[Dataset records]
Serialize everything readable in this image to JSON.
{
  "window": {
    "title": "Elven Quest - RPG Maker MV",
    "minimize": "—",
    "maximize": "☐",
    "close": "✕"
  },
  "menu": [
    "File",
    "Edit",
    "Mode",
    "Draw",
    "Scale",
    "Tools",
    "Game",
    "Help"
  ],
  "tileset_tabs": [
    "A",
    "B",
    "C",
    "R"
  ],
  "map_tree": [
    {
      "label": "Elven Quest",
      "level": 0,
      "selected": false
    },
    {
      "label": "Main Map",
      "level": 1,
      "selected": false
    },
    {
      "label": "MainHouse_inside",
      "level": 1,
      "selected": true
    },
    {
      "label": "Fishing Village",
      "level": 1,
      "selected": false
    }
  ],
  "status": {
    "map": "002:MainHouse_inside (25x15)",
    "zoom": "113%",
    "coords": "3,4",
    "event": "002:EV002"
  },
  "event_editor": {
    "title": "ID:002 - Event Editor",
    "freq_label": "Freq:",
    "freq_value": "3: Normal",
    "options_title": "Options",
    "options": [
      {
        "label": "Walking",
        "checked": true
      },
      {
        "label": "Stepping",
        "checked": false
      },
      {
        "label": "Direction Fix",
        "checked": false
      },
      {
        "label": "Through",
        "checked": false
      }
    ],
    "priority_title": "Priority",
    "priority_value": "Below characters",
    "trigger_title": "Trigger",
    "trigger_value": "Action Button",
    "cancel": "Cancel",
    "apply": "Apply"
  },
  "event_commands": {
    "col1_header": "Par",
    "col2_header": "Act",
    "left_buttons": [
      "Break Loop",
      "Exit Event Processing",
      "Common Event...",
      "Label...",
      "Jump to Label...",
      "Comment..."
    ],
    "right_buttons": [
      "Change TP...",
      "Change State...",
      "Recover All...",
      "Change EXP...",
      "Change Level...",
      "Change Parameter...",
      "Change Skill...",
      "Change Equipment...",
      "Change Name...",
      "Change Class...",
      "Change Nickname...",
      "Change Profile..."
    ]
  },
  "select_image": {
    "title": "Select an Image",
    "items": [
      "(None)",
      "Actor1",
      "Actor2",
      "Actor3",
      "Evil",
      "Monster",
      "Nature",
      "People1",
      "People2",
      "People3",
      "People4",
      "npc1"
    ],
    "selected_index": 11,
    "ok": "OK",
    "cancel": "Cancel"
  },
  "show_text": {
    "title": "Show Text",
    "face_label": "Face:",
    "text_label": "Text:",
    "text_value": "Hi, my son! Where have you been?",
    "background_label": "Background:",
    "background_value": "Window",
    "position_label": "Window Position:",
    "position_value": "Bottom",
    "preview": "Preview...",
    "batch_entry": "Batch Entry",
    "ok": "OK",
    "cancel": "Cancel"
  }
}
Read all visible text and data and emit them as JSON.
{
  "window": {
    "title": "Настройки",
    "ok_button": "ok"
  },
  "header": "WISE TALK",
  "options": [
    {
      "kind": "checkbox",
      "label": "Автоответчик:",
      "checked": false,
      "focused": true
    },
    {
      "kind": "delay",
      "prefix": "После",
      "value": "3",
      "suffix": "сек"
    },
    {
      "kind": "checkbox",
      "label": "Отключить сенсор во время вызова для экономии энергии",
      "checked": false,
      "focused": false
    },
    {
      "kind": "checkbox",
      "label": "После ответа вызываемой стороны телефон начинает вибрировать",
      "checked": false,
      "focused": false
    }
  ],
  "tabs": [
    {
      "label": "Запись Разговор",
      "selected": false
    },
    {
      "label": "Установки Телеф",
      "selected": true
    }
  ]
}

| What to produce |
Reproduce, word for word, only the lines from the one that contains "Read all visible" through the final line.

| Response |
Read all visible text and data and emit them as JSON.
{
  "window": {
    "title": "Настройки",
    "ok_button": "ok"
  },
  "header": "WISE TALK",
  "options": [
    {
      "kind": "checkbox",
      "label": "Автоответчик:",
      "checked": false,
      "focused": true
    },
    {
      "kind": "delay",
      "prefix": "После",
      "value": "3",
      "suffix": "сек"
    },
    {
      "kind": "checkbox",
      "label": "Отключить сенсор во время вызова для экономии энергии",
      "checked": false,
      "focused": false
    },
    {
      "kind": "checkbox",
      "label": "После ответа вызываемой стороны телефон начинает вибрировать",
      "checked": false,
      "focused": false
    }
  ],
  "tabs": [
    {
      "label": "Запись Разговор",
      "selected": false
    },
    {
      "label": "Установки Телеф",
      "selected": true
    }
  ]
}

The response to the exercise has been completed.